Problem details:
Select every line below containing the word "antage".

Dataset excerpt:
##########

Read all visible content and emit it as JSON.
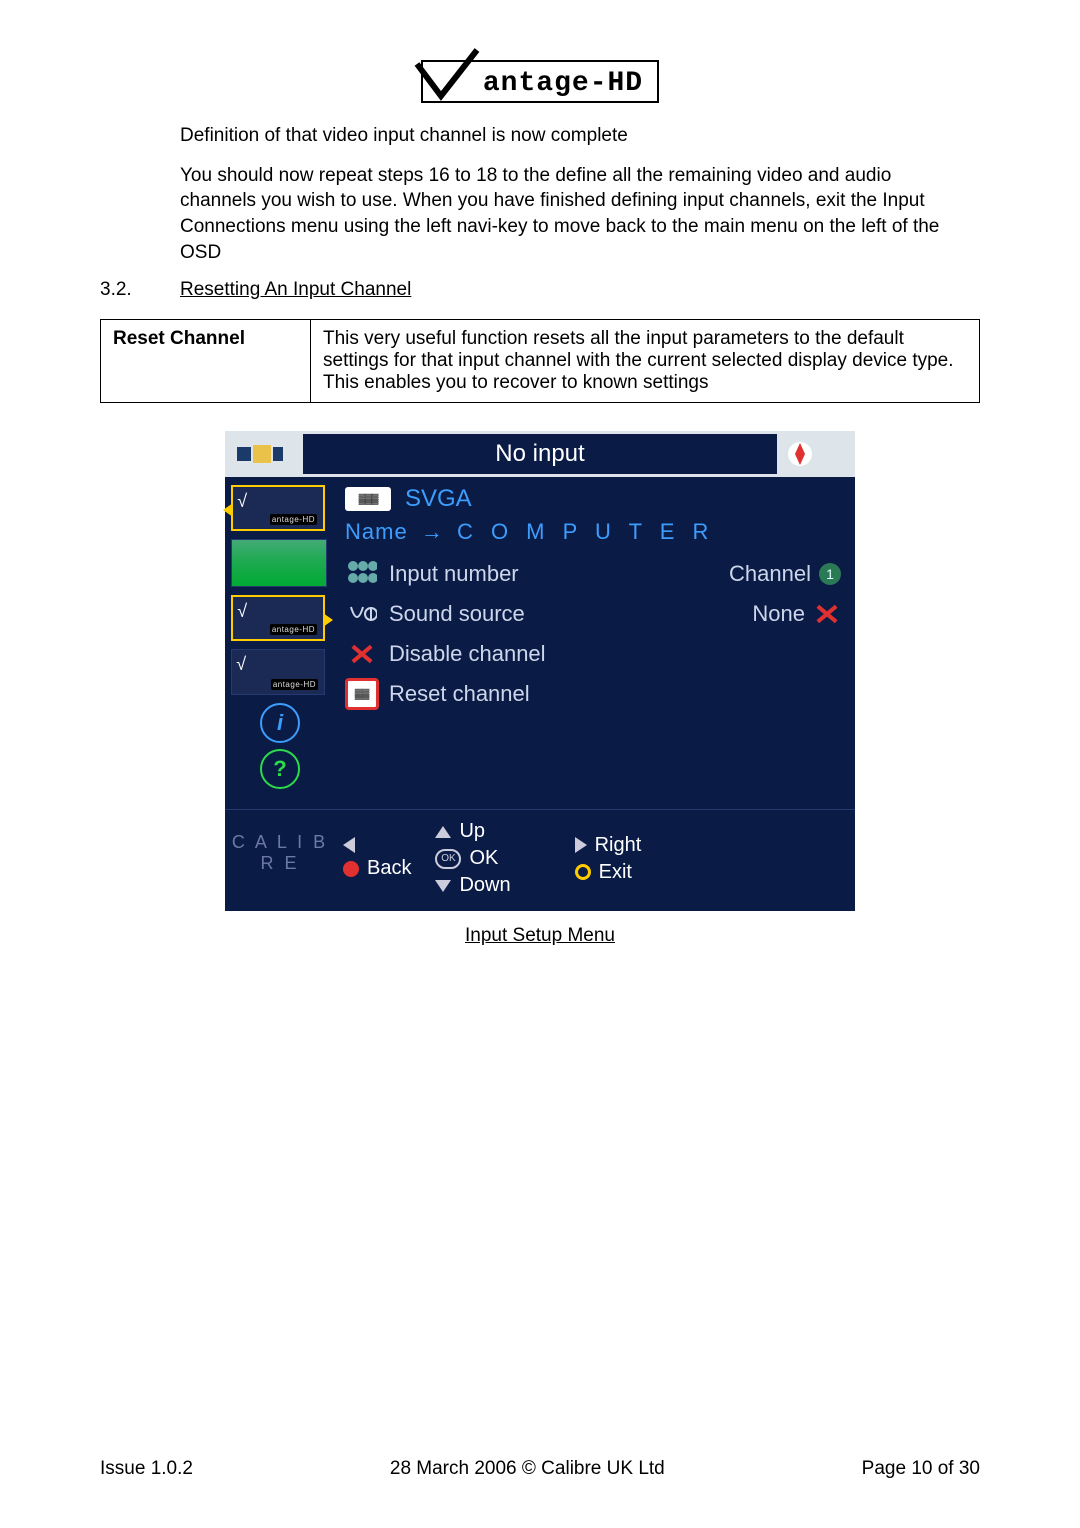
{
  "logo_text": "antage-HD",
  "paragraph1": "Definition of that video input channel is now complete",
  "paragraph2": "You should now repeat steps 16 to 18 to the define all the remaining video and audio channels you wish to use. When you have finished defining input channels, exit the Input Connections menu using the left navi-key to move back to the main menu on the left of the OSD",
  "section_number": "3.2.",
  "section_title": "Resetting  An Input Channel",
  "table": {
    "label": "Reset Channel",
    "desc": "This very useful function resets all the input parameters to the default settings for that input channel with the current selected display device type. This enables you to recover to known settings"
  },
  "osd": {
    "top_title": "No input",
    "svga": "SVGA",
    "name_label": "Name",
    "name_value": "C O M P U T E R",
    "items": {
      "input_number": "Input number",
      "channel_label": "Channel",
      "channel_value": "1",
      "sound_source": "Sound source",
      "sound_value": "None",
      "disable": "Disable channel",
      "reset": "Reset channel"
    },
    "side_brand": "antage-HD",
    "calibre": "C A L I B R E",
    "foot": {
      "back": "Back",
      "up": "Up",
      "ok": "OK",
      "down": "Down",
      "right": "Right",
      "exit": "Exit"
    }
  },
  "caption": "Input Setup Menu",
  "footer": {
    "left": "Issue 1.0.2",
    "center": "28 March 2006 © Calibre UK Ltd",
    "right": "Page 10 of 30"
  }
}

##########

Response to the task:
  "logo_text": "antage-HD",
    "side_brand": "antage-HD",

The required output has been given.